#### Short problem:
Scan the data below. Pull out each line where "JSON" occurs.

#### Records supplied:
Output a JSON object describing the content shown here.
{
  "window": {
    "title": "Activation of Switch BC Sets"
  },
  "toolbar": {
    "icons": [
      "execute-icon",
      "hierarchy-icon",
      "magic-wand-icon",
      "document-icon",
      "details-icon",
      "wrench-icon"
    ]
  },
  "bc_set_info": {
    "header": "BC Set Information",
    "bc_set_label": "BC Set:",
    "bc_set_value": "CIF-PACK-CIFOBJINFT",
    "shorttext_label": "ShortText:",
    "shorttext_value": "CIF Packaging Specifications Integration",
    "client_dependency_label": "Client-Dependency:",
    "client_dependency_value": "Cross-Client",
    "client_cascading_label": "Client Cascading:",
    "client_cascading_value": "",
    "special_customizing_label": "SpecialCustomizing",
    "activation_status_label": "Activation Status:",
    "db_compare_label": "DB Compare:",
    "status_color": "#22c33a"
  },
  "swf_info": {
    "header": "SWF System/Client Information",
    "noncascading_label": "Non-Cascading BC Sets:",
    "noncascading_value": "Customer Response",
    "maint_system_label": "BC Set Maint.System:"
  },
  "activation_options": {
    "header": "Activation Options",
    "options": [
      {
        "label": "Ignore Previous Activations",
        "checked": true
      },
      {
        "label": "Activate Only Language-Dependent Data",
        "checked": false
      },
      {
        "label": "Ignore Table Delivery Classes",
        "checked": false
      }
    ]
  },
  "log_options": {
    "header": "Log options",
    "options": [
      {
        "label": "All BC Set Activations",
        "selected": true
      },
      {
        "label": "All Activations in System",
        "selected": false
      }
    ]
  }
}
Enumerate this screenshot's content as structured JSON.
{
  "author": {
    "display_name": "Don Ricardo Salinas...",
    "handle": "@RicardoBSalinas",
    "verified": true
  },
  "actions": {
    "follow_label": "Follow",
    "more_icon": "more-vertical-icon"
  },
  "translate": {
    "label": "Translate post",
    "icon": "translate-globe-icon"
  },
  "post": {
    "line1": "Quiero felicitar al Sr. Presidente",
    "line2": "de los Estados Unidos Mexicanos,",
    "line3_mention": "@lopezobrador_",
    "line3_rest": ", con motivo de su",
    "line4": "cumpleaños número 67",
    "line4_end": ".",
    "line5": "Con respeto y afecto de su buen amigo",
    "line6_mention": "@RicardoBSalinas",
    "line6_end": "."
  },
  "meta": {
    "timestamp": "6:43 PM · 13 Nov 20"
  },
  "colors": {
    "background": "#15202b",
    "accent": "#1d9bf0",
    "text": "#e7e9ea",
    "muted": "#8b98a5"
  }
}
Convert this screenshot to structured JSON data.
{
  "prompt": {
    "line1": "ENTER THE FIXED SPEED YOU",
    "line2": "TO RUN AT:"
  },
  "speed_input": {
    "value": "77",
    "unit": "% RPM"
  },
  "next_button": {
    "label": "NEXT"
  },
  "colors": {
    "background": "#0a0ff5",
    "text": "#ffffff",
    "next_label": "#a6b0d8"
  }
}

#### Completed task:
Output a JSON object describing the content shown here.
Enumerate this screenshot's content as structured JSON.
Convert this screenshot to structured JSON data.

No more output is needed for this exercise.